GIVEN TASK: Find every line of the listing below where "Govt" appears, and copy it.

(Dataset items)
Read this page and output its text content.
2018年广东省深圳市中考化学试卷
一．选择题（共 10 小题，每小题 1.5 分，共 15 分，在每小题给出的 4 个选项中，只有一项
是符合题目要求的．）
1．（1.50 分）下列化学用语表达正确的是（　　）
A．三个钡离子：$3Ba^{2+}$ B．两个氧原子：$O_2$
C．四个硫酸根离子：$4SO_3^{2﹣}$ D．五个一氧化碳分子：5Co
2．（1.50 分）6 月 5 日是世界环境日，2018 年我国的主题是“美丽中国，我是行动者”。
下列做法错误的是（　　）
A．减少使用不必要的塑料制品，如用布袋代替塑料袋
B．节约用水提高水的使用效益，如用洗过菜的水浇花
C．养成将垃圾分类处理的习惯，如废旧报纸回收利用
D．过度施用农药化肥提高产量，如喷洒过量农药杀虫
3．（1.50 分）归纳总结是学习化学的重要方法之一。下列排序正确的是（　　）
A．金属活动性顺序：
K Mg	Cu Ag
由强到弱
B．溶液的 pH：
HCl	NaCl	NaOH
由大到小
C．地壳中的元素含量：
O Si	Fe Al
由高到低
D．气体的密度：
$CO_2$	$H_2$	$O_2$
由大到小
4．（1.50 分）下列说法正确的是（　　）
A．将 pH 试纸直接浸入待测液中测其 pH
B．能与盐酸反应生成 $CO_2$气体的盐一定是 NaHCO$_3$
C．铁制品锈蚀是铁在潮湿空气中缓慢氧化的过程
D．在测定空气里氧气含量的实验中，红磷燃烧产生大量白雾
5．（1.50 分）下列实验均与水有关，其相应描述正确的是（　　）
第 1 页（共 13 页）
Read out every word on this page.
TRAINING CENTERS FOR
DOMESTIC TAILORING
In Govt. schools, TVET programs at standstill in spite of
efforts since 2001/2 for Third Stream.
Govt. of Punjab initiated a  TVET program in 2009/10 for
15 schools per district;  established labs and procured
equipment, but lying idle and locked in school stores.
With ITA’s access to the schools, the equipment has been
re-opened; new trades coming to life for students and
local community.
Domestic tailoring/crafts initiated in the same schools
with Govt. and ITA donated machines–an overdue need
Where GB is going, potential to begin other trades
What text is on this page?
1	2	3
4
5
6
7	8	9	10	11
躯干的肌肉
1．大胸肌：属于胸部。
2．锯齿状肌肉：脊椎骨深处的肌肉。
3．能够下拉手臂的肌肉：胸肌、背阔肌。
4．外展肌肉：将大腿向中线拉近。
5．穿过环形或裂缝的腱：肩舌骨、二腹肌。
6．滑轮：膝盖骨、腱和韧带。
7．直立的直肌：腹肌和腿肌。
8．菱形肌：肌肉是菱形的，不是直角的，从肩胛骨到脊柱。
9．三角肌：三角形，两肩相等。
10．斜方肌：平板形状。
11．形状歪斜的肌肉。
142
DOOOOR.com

SOLUTION TO THE PROBLEM:
In Govt. schools, TVET programs at standstill in spite of
Govt. of Punjab initiated a  TVET program in 2009/10 for
with Govt. and ITA donated machines–an overdue need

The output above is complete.